(EXERCISE DIRECTIONS):
Extract each line containing the string "time".

[Begin PROVIDED ENTRIES]

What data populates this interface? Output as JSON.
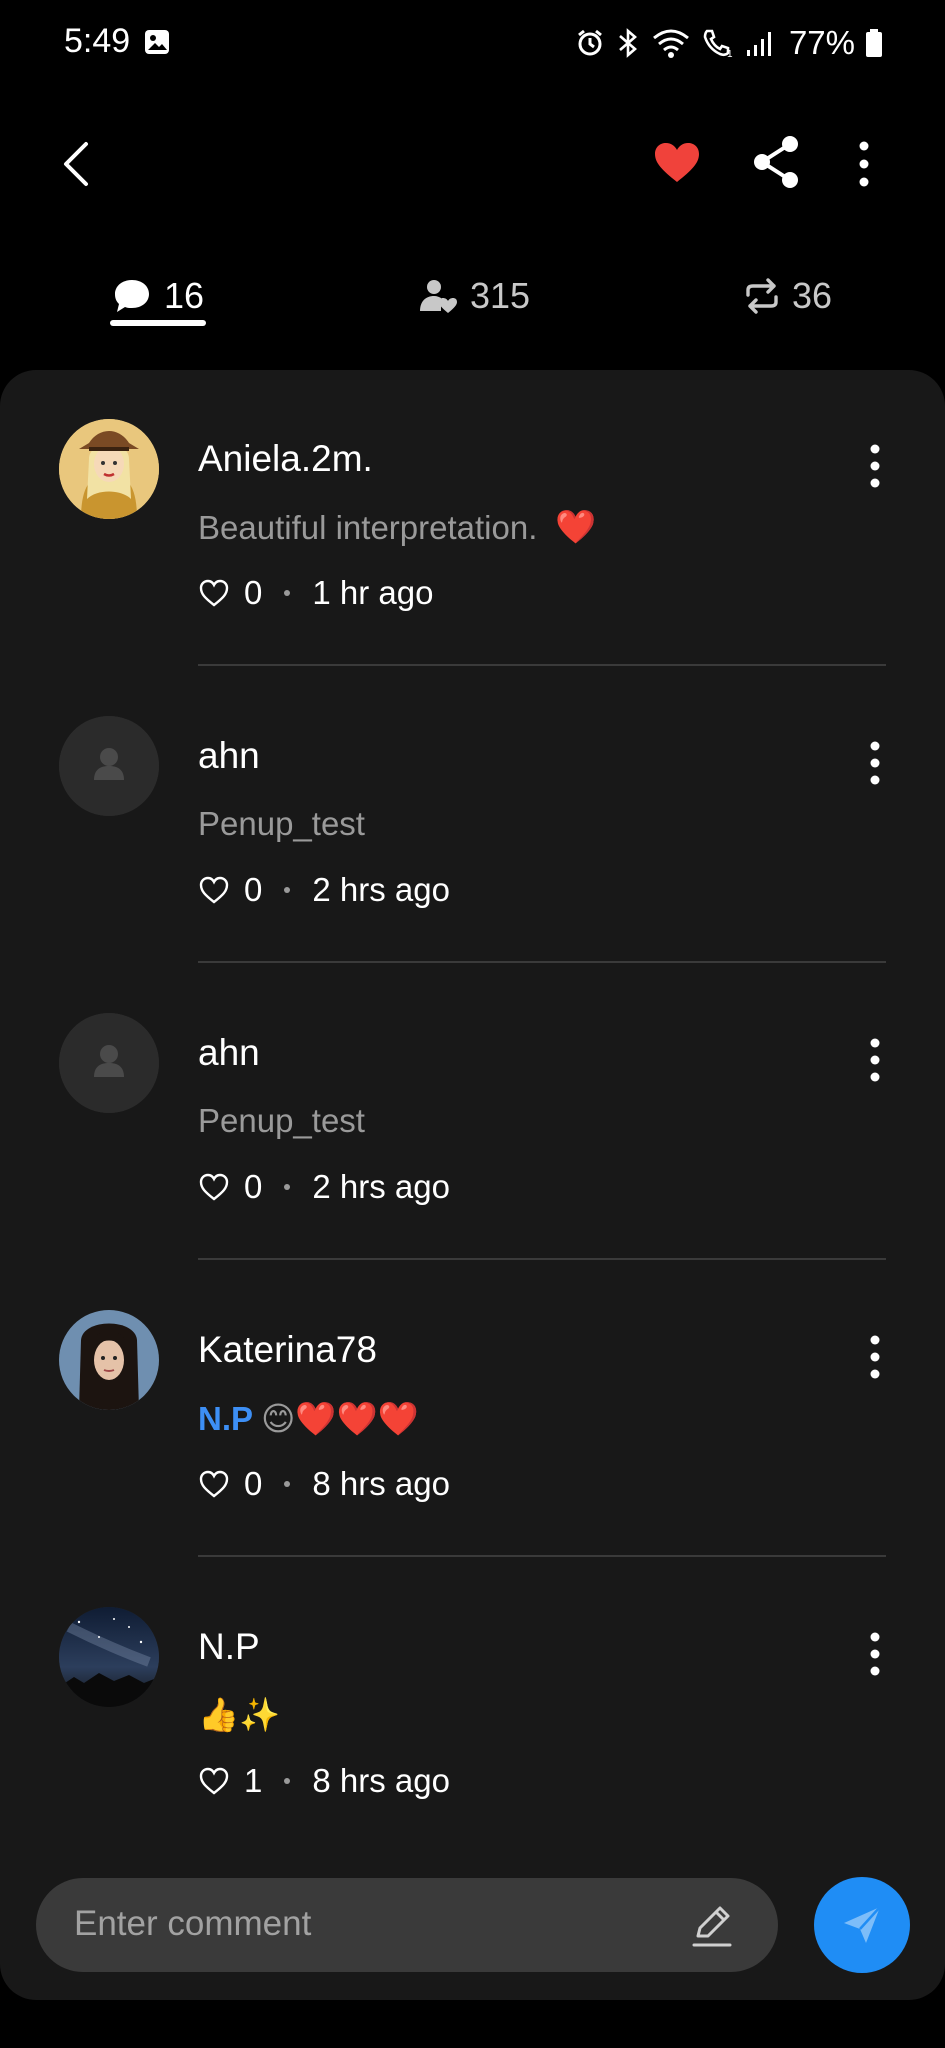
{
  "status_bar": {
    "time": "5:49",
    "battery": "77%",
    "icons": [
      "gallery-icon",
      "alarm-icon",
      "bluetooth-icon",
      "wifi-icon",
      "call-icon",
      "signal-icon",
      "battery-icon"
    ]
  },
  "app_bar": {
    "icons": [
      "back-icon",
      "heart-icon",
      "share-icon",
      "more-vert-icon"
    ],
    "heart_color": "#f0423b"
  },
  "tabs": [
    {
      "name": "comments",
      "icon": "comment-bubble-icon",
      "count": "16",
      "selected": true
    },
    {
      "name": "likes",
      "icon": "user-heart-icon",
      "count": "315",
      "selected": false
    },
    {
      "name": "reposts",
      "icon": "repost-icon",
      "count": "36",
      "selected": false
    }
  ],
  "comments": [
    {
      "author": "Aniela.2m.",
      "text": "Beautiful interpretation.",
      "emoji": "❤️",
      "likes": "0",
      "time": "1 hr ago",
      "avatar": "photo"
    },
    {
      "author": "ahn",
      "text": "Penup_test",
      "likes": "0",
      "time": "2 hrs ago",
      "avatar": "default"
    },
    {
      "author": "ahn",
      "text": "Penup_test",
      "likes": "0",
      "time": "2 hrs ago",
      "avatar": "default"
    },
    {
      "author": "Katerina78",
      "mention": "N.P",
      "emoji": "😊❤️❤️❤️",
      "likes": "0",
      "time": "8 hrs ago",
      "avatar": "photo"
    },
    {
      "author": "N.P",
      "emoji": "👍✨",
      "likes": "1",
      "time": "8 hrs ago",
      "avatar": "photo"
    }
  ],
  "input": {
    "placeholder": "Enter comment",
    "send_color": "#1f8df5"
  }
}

[End PROVIDED ENTRIES]
[Begin PROVIDED ENTRIES]

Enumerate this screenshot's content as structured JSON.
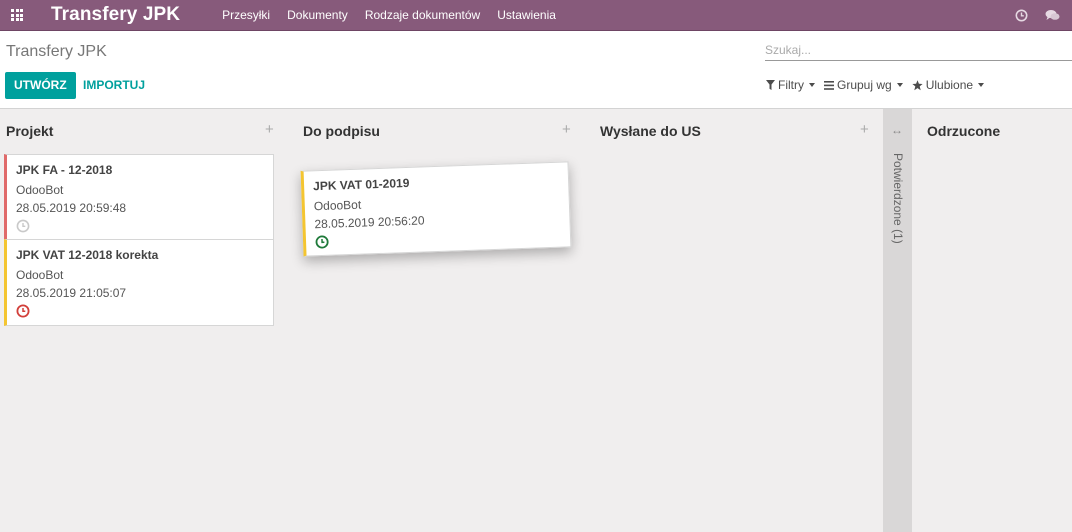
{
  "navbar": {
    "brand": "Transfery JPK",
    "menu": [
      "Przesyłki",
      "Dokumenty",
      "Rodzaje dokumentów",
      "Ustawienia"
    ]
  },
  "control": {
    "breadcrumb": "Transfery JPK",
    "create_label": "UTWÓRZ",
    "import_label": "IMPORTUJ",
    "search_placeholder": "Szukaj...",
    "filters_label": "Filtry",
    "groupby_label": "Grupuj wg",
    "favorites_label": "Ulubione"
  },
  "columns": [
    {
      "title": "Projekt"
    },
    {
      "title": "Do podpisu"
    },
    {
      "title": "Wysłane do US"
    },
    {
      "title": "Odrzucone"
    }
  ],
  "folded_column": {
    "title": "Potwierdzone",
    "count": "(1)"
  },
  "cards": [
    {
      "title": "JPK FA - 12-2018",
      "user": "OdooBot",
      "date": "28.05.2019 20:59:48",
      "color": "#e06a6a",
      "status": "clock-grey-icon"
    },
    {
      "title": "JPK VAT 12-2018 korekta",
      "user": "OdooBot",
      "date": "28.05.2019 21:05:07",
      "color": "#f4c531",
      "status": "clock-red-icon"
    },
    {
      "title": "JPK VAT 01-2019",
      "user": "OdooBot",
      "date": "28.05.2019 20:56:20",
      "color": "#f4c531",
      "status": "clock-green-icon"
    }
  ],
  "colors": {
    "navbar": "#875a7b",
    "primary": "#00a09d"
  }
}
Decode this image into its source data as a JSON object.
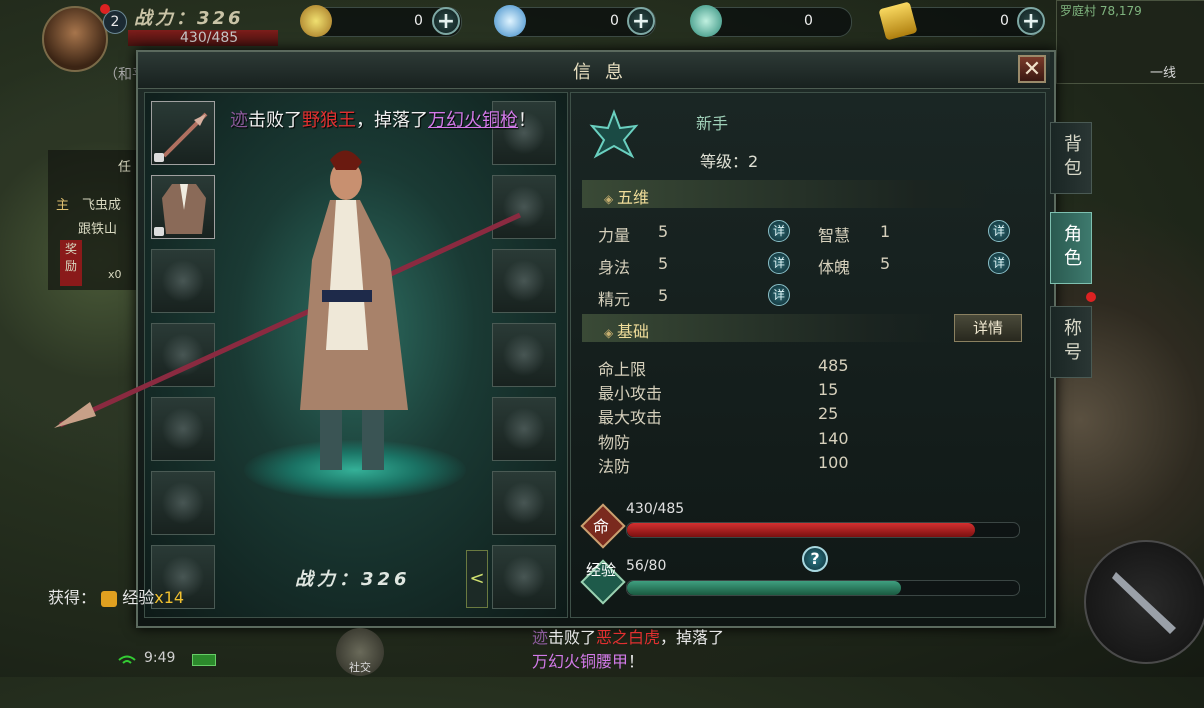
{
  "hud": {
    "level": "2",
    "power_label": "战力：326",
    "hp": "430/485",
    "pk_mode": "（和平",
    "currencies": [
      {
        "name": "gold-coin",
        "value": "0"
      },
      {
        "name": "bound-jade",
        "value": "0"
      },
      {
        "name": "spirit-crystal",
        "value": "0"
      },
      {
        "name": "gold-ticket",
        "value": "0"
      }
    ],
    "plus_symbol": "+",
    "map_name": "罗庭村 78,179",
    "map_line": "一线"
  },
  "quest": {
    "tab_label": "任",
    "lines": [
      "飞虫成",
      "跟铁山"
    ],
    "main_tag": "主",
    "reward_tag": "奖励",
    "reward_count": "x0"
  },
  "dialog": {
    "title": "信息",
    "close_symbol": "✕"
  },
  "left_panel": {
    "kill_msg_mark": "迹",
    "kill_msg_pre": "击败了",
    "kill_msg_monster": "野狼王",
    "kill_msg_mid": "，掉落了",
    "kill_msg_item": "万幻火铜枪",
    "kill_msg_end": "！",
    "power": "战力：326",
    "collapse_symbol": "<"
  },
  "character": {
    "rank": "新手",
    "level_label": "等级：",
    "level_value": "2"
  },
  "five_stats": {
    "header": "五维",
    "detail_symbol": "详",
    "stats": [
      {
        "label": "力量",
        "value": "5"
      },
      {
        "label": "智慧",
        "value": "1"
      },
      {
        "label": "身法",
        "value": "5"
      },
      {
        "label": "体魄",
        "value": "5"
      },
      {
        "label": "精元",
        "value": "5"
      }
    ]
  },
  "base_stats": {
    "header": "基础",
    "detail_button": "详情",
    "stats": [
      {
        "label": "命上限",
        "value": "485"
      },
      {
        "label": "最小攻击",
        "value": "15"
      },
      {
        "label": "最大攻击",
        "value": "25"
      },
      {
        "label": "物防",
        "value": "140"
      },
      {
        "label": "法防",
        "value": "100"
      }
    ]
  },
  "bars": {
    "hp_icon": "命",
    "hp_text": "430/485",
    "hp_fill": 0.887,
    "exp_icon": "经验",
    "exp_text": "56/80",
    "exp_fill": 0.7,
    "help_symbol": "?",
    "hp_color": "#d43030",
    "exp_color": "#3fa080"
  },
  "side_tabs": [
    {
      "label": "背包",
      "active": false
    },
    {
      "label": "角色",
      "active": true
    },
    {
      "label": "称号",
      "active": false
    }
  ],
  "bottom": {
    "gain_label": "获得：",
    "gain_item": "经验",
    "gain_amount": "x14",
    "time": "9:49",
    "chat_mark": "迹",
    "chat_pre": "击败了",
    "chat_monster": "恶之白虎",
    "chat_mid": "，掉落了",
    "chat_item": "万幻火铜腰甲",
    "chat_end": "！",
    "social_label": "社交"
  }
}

[End PROVIDED ENTRIES]

(EXERCISE RESULT):
    "time": "5:49",
      "time": "1 hr ago",
      "time": "2 hrs ago",
      "time": "2 hrs ago",
      "time": "8 hrs ago",
      "time": "8 hrs ago",
    "time": "9:49",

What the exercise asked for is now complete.